● Work required: Repeat, line for line, the entries printed below.

Entries taken from a collection:
━━━━━━━━━━━━━━━━━━━━━━━━━━━━━━

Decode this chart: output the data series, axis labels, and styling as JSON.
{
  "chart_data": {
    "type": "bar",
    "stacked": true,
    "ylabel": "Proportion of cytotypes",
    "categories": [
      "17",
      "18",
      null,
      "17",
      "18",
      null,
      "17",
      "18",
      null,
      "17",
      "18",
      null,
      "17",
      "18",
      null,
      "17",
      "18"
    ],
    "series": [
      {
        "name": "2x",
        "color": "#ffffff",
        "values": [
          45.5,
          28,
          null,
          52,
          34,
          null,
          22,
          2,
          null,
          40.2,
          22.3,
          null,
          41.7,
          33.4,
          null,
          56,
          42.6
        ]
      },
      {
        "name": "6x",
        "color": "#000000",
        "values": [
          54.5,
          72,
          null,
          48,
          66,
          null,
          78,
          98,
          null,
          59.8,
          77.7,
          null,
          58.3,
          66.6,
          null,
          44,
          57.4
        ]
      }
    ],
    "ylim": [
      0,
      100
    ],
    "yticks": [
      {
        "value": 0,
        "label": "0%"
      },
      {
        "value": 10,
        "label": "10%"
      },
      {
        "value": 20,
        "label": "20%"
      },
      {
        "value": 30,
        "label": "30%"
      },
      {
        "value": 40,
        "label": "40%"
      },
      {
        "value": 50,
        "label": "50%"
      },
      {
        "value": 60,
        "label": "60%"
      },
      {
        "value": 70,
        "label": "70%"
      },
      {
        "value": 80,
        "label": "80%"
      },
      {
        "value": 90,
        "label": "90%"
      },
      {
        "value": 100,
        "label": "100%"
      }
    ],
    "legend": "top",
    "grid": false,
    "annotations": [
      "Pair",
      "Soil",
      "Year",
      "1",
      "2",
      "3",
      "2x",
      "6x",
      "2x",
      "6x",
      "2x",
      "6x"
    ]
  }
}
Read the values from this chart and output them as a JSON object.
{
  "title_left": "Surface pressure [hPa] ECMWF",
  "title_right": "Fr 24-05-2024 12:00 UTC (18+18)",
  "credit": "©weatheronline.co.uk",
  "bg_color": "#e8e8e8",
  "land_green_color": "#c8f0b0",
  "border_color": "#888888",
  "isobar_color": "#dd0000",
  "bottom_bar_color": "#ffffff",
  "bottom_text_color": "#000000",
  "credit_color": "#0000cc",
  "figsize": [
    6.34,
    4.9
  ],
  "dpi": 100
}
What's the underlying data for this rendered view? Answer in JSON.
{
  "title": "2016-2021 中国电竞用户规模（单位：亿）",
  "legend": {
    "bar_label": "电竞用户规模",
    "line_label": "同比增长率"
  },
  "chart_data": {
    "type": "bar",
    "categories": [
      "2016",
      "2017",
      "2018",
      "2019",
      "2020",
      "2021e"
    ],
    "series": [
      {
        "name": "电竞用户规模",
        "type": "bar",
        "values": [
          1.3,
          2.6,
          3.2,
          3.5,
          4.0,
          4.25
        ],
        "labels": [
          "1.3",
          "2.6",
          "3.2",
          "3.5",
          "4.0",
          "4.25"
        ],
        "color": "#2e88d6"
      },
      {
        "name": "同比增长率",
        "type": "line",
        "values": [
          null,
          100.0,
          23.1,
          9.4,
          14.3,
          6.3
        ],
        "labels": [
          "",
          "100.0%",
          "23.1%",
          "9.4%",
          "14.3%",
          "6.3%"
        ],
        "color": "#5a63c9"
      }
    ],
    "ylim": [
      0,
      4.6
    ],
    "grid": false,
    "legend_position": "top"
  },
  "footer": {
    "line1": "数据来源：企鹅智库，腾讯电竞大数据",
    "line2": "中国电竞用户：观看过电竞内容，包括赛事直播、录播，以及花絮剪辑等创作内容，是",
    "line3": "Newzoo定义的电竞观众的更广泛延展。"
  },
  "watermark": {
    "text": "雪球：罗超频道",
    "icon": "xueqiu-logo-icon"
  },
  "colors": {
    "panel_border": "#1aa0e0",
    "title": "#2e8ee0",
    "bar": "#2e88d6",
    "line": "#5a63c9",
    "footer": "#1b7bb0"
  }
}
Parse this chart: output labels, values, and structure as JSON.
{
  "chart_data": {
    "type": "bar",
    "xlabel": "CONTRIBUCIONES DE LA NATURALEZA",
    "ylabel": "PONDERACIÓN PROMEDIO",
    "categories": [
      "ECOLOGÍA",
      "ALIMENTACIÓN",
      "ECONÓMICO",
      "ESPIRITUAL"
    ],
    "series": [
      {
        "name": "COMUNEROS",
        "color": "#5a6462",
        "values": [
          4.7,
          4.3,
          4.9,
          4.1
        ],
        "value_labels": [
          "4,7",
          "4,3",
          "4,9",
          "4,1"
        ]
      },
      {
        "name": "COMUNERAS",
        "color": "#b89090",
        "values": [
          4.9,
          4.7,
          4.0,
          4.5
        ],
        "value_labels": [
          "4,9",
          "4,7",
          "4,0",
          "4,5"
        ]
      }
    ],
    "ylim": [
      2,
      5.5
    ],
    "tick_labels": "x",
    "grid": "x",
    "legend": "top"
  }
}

━━━━━━━━━━━━━━━━━━━━━━━━━━━━━━

● Written reply:
Decode this chart: output the data series, axis labels, and styling as JSON.
{
  "chart_data": {
    "type": "bar",
    "stacked": true,
    "ylabel": "Proportion of cytotypes",
    "categories": [
      "17",
      "18",
      null,
      "17",
      "18",
      null,
      "17",
      "18",
      null,
      "17",
      "18",
      null,
      "17",
      "18",
      null,
      "17",
      "18"
    ],
    "series": [
      {
        "name": "2x",
        "color": "#ffffff",
        "values": [
          45.5,
          28,
          null,
          52,
          34,
          null,
          22,
          2,
          null,
          40.2,
          22.3,
          null,
          41.7,
          33.4,
          null,
          56,
          42.6
        ]
      },
      {
        "name": "6x",
        "color": "#000000",
        "values": [
          54.5,
          72,
          null,
          48,
          66,
          null,
          78,
          98,
          null,
          59.8,
          77.7,
          null,
          58.3,
          66.6,
          null,
          44,
          57.4
        ]
      }
    ],
    "ylim": [
      0,
      100
    ],
    "yticks": [
      {
        "value": 0,
        "label": "0%"
      },
      {
        "value": 10,
        "label": "10%"
      },
      {
        "value": 20,
        "label": "20%"
      },
      {
        "value": 30,
        "label": "30%"
      },
      {
        "value": 40,
        "label": "40%"
      },
      {
        "value": 50,
        "label": "50%"
      },
      {
        "value": 60,
        "label": "60%"
      },
      {
        "value": 70,
        "label": "70%"
      },
      {
        "value": 80,
        "label": "80%"
      },
      {
        "value": 90,
        "label": "90%"
      },
      {
        "value": 100,
        "label": "100%"
      }
    ],
    "legend": "top",
    "grid": false,
    "annotations": [
      "Pair",
      "Soil",
      "Year",
      "1",
      "2",
      "3",
      "2x",
      "6x",
      "2x",
      "6x",
      "2x",
      "6x"
    ]
  }
}
Read the values from this chart and output them as a JSON object.
{
  "title_left": "Surface pressure [hPa] ECMWF",
  "title_right": "Fr 24-05-2024 12:00 UTC (18+18)",
  "credit": "©weatheronline.co.uk",
  "bg_color": "#e8e8e8",
  "land_green_color": "#c8f0b0",
  "border_color": "#888888",
  "isobar_color": "#dd0000",
  "bottom_bar_color": "#ffffff",
  "bottom_text_color": "#000000",
  "credit_color": "#0000cc",
  "figsize": [
    6.34,
    4.9
  ],
  "dpi": 100
}
What's the underlying data for this rendered view? Answer in JSON.
{
  "title": "2016-2021 中国电竞用户规模（单位：亿）",
  "legend": {
    "bar_label": "电竞用户规模",
    "line_label": "同比增长率"
  },
  "chart_data": {
    "type": "bar",
    "categories": [
      "2016",
      "2017",
      "2018",
      "2019",
      "2020",
      "2021e"
    ],
    "series": [
      {
        "name": "电竞用户规模",
        "type": "bar",
        "values": [
          1.3,
          2.6,
          3.2,
          3.5,
          4.0,
          4.25
        ],
        "labels": [
          "1.3",
          "2.6",
          "3.2",
          "3.5",
          "4.0",
          "4.25"
        ],
        "color": "#2e88d6"
      },
      {
        "name": "同比增长率",
        "type": "line",
        "values": [
          null,
          100.0,
          23.1,
          9.4,
          14.3,
          6.3
        ],
        "labels": [
          "",
          "100.0%",
          "23.1%",
          "9.4%",
          "14.3%",
          "6.3%"
        ],
        "color": "#5a63c9"
      }
    ],
    "ylim": [
      0,
      4.6
    ],
    "grid": false,
    "legend_position": "top"
  },
  "footer": {
    "line1": "数据来源：企鹅智库，腾讯电竞大数据",
    "line2": "中国电竞用户：观看过电竞内容，包括赛事直播、录播，以及花絮剪辑等创作内容，是",
    "line3": "Newzoo定义的电竞观众的更广泛延展。"
  },
  "watermark": {
    "text": "雪球：罗超频道",
    "icon": "xueqiu-logo-icon"
  },
  "colors": {
    "panel_border": "#1aa0e0",
    "title": "#2e8ee0",
    "bar": "#2e88d6",
    "line": "#5a63c9",
    "footer": "#1b7bb0"
  }
}
Parse this chart: output labels, values, and structure as JSON.
{
  "chart_data": {
    "type": "bar",
    "xlabel": "CONTRIBUCIONES DE LA NATURALEZA",
    "ylabel": "PONDERACIÓN PROMEDIO",
    "categories": [
      "ECOLOGÍA",
      "ALIMENTACIÓN",
      "ECONÓMICO",
      "ESPIRITUAL"
    ],
    "series": [
      {
        "name": "COMUNEROS",
        "color": "#5a6462",
        "values": [
          4.7,
          4.3,
          4.9,
          4.1
        ],
        "value_labels": [
          "4,7",
          "4,3",
          "4,9",
          "4,1"
        ]
      },
      {
        "name": "COMUNERAS",
        "color": "#b89090",
        "values": [
          4.9,
          4.7,
          4.0,
          4.5
        ],
        "value_labels": [
          "4,9",
          "4,7",
          "4,0",
          "4,5"
        ]
      }
    ],
    "ylim": [
      2,
      5.5
    ],
    "tick_labels": "x",
    "grid": "x",
    "legend": "top"
  }
}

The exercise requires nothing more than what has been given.